DOCUMENT SEGMENT:
▼

Re: [PATCH 0/4] io-controller: Add new interfaces to trace backlogged group status

All of lore.kernel.org
 help / color / mirror / Atom feed

From: Gui Jianfeng <guijianfeng@cn.fujitsu.com>
To: Divyesh Shah <dpshah@google.com>
Cc: Vivek Goyal <vgoyal@redhat.com>,
	Jens Axboe <jens.axboe@oracle.com>,
	linux kernel mailing list <linux-kernel@vger.kernel.org>
Subject: Re: [PATCH 0/4] io-controller: Add new interfaces to trace backlogged group status
Date: Fri, 11 Jun 2010 14:31:08 +0800	[thread overview]
Message-ID: <4C11D82C.50902@cn.fujitsu.com> (raw)

▲

EXTRACTED INFORMATION:

▼

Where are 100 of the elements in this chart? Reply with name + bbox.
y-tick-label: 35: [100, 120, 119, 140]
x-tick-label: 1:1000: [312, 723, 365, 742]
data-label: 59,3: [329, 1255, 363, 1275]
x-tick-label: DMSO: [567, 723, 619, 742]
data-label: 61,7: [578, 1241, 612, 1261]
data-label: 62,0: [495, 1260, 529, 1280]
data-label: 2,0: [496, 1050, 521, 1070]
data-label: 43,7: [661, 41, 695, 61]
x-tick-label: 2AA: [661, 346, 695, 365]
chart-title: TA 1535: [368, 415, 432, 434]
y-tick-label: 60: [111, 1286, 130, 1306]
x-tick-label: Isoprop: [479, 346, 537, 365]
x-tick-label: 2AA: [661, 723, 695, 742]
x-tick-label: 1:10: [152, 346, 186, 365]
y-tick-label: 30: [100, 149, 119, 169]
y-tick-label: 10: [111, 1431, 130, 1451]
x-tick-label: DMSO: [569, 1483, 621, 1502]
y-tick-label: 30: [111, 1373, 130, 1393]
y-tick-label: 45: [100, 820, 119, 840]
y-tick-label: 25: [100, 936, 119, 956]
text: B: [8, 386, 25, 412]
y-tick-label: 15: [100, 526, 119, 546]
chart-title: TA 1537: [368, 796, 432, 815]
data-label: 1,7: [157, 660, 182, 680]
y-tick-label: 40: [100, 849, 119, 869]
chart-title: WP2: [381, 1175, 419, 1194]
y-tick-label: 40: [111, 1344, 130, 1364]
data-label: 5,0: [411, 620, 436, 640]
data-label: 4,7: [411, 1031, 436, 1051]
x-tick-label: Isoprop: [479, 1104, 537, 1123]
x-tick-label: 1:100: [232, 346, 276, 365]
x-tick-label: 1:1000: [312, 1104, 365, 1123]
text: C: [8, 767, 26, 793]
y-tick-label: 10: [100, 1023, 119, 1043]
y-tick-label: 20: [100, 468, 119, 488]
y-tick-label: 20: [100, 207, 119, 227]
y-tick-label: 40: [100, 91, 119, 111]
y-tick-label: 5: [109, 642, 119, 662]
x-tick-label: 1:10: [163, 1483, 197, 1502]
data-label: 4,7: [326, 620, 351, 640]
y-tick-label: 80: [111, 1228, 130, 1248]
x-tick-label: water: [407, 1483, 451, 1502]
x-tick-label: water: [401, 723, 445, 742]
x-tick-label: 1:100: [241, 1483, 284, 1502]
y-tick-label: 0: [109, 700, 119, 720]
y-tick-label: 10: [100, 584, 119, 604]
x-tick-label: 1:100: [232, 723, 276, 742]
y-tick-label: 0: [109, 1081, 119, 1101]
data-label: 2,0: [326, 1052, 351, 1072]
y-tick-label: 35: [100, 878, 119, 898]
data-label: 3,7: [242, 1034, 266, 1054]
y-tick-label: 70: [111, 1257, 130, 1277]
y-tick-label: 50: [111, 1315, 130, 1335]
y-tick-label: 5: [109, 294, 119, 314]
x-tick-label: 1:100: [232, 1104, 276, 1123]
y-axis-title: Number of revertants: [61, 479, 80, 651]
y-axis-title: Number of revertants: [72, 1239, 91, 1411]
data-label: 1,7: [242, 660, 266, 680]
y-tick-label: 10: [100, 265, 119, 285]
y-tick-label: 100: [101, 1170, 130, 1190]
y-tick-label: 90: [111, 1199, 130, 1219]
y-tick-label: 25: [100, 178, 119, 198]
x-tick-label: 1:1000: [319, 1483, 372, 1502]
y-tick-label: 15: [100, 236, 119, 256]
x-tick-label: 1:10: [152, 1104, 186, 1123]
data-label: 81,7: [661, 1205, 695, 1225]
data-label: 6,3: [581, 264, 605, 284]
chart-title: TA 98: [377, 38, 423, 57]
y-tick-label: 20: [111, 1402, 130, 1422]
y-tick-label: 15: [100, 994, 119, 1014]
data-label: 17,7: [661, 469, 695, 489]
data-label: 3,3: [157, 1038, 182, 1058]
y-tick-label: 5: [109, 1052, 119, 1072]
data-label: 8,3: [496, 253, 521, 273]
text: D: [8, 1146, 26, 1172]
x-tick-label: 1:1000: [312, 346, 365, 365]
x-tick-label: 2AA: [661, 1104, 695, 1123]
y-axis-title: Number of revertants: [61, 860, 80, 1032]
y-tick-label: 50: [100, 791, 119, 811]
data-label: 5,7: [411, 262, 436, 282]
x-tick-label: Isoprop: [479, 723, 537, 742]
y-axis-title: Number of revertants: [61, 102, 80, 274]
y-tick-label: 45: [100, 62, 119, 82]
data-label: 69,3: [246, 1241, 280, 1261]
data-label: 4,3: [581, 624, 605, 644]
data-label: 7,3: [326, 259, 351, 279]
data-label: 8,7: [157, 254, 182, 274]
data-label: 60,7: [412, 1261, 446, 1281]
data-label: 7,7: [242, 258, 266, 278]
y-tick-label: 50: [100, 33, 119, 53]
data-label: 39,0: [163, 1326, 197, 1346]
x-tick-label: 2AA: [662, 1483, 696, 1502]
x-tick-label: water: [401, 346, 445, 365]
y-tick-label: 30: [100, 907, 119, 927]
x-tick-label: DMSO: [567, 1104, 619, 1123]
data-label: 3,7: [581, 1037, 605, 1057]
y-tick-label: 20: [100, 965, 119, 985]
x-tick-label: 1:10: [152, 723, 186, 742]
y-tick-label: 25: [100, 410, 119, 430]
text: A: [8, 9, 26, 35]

▲

EXERCISE REQUIREMENTS:
a: Answer these from the mailing-list message header:
(i) Who is the sender?
(ii) Which mailing list appears on the Cc line?
(iii) What date and time does the header give?
b: Pick up the io-controller patch message after its Message-ID line and keep writing it.
The items are separate from the mailing-list message and stand on their own.

ANSWERS TO THE EXERCISES:
a:
(i) Gui Jianfeng <guijianfeng@cn.fujitsu.com>
(ii) linux kernel mailing list <linux-kernel@vger.kernel.org>
(iii) Fri, 11 Jun 2010 14:31:08 +0800

b:
In-Reply-To: <AANLkTikZSgnSqK_JMVqy9ncFse0EbZm8j4WTTcJ00hwL@mail.gmail.com>

Divyesh Shah wrote:
> On Tue, May 25, 2010 at 6:25 AM, Vivek Goyal <vgoyal@redhat.com> wrote:
>> On Tue, May 25, 2010 at 11:00:54AM +0800, Gui Jianfeng wrote:
>>> Vivek Goyal wrote:
>>>> On Tue, May 25, 2010 at 09:37:31AM +0800, Gui Jianfeng wrote:
>>>>> Vivek Goyal wrote:
>>>>>> On Mon, May 24, 2010 at 09:12:05AM +0800, Gui Jianfeng wrote:
>>>>>>> Vivek Goyal wrote:
>>>>>>>> On Fri, May 21, 2010 at 04:40:50PM +0800, Gui Jianfeng wrote:
>>>>>>>>> Hi,
>>>>>>>>>
>>>>>>>>> This series implements three new interfaces to keep track of tranferred bytes,
>>>>>>>>> elapsing time and io rate since group getting backlogged. If the group dequeues
>>>>>>>>> from service tree, these three interfaces will reset and shows zero.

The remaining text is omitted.